* [WRITTEN REQUEST]
Your task is to copy the listing exactly, with the pictures left out.

Entries with figure data

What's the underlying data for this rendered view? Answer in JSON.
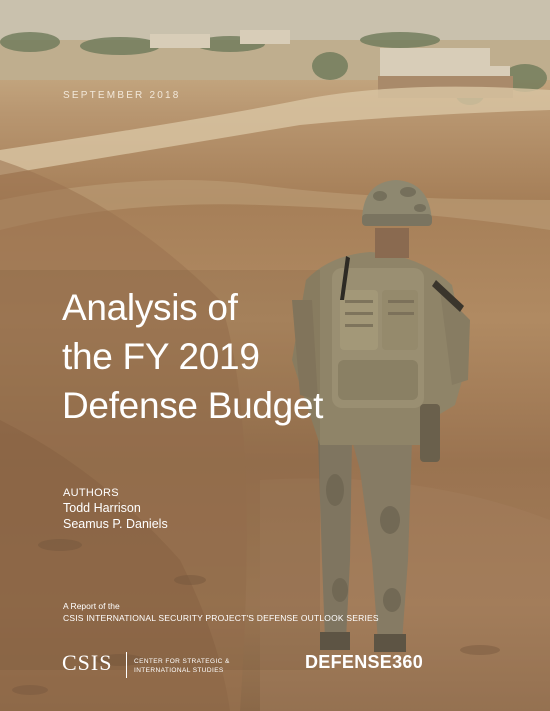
{
  "cover": {
    "date": "SEPTEMBER 2018",
    "title_lines": [
      "Analysis of",
      "the FY 2019",
      "Defense Budget"
    ],
    "authors_heading": "AUTHORS",
    "authors": [
      "Todd Harrison",
      "Seamus P. Daniels"
    ],
    "report_line1": "A Report of the",
    "report_line2": "CSIS INTERNATIONAL SECURITY PROJECT'S DEFENSE OUTLOOK SERIES",
    "csis_logo": "CSIS",
    "csis_sub_lines": [
      "CENTER FOR STRATEGIC &",
      "INTERNATIONAL STUDIES"
    ],
    "defense360_logo": "DEFENSE360"
  },
  "palette": {
    "text": "#ffffff",
    "dirt": "#a67f58",
    "camouflage": "#8c8068",
    "sky_haze": "#cdbfa6"
  }
}
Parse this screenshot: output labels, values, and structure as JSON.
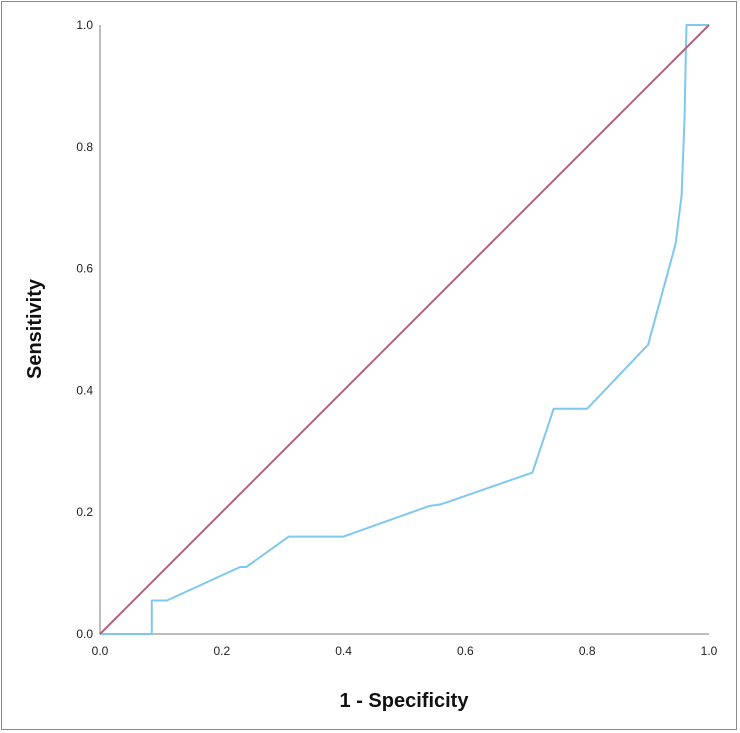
{
  "chart_data": {
    "type": "line",
    "xlabel": "1 - Specificity",
    "ylabel": "Sensitivity",
    "xlim": [
      0,
      1
    ],
    "ylim": [
      0,
      1
    ],
    "grid": false,
    "x_ticks": [
      "0.0",
      "0.2",
      "0.4",
      "0.6",
      "0.8",
      "1.0"
    ],
    "y_ticks": [
      "0.0",
      "0.2",
      "0.4",
      "0.6",
      "0.8",
      "1.0"
    ],
    "series": [
      {
        "key": "roc",
        "color": "#7ec8f0",
        "points": [
          [
            0.0,
            0.0
          ],
          [
            0.085,
            0.0
          ],
          [
            0.085,
            0.055
          ],
          [
            0.11,
            0.055
          ],
          [
            0.23,
            0.11
          ],
          [
            0.24,
            0.11
          ],
          [
            0.31,
            0.16
          ],
          [
            0.4,
            0.16
          ],
          [
            0.54,
            0.21
          ],
          [
            0.56,
            0.213
          ],
          [
            0.71,
            0.265
          ],
          [
            0.745,
            0.37
          ],
          [
            0.8,
            0.37
          ],
          [
            0.9,
            0.475
          ],
          [
            0.945,
            0.64
          ],
          [
            0.955,
            0.72
          ],
          [
            0.96,
            0.85
          ],
          [
            0.962,
            0.96
          ],
          [
            0.963,
            1.0
          ],
          [
            1.0,
            1.0
          ]
        ]
      },
      {
        "key": "reference",
        "color": "#b5617a",
        "points": [
          [
            0.0,
            0.0
          ],
          [
            1.0,
            1.0
          ]
        ]
      }
    ]
  }
}
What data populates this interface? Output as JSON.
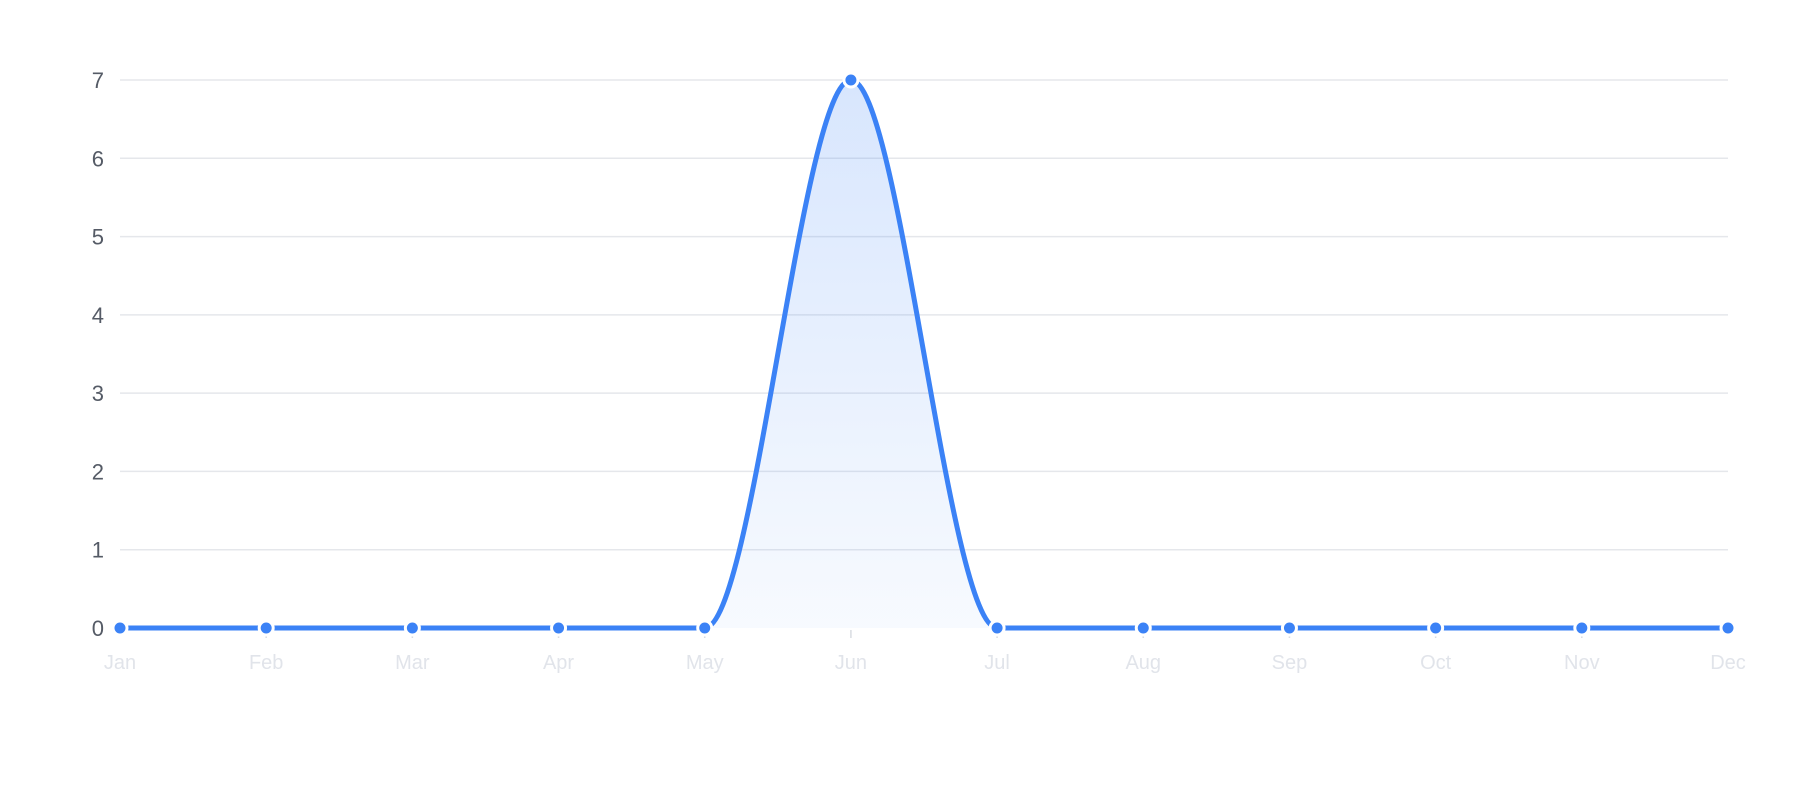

* [FINISHED ANSWER]
What's the underlying data for this rendered view? Answer in JSON.
{
  "cover": {
    "date": "SEPTEMBER 2018",
    "title_lines": [
      "Analysis of",
      "the FY 2019",
      "Defense Budget"
    ],
    "authors_heading": "AUTHORS",
    "authors": [
      "Todd Harrison",
      "Seamus P. Daniels"
    ],
    "report_line1": "A Report of the",
    "report_line2": "CSIS INTERNATIONAL SECURITY PROJECT'S DEFENSE OUTLOOK SERIES",
    "csis_logo": "CSIS",
    "csis_sub_lines": [
      "CENTER FOR STRATEGIC &",
      "INTERNATIONAL STUDIES"
    ],
    "defense360_logo": "DEFENSE360"
  },
  "palette": {
    "text": "#ffffff",
    "dirt": "#a67f58",
    "camouflage": "#8c8068",
    "sky_haze": "#cdbfa6"
  }
}
Parse this screenshot: output labels, values, and structure as JSON.
{
  "chart_data": {
    "type": "line",
    "xlabel": "1 - Specificity",
    "ylabel": "Sensitivity",
    "xlim": [
      0,
      1
    ],
    "ylim": [
      0,
      1
    ],
    "grid": false,
    "x_ticks": [
      "0.0",
      "0.2",
      "0.4",
      "0.6",
      "0.8",
      "1.0"
    ],
    "y_ticks": [
      "0.0",
      "0.2",
      "0.4",
      "0.6",
      "0.8",
      "1.0"
    ],
    "series": [
      {
        "key": "roc",
        "color": "#7ec8f0",
        "points": [
          [
            0.0,
            0.0
          ],
          [
            0.085,
            0.0
          ],
          [
            0.085,
            0.055
          ],
          [
            0.11,
            0.055
          ],
          [
            0.23,
            0.11
          ],
          [
            0.24,
            0.11
          ],
          [
            0.31,
            0.16
          ],
          [
            0.4,
            0.16
          ],
          [
            0.54,
            0.21
          ],
          [
            0.56,
            0.213
          ],
          [
            0.71,
            0.265
          ],
          [
            0.745,
            0.37
          ],
          [
            0.8,
            0.37
          ],
          [
            0.9,
            0.475
          ],
          [
            0.945,
            0.64
          ],
          [
            0.955,
            0.72
          ],
          [
            0.96,
            0.85
          ],
          [
            0.962,
            0.96
          ],
          [
            0.963,
            1.0
          ],
          [
            1.0,
            1.0
          ]
        ]
      },
      {
        "key": "reference",
        "color": "#b5617a",
        "points": [
          [
            0.0,
            0.0
          ],
          [
            1.0,
            1.0
          ]
        ]
      }
    ]
  }
}
What data populates this interface? Output as JSON.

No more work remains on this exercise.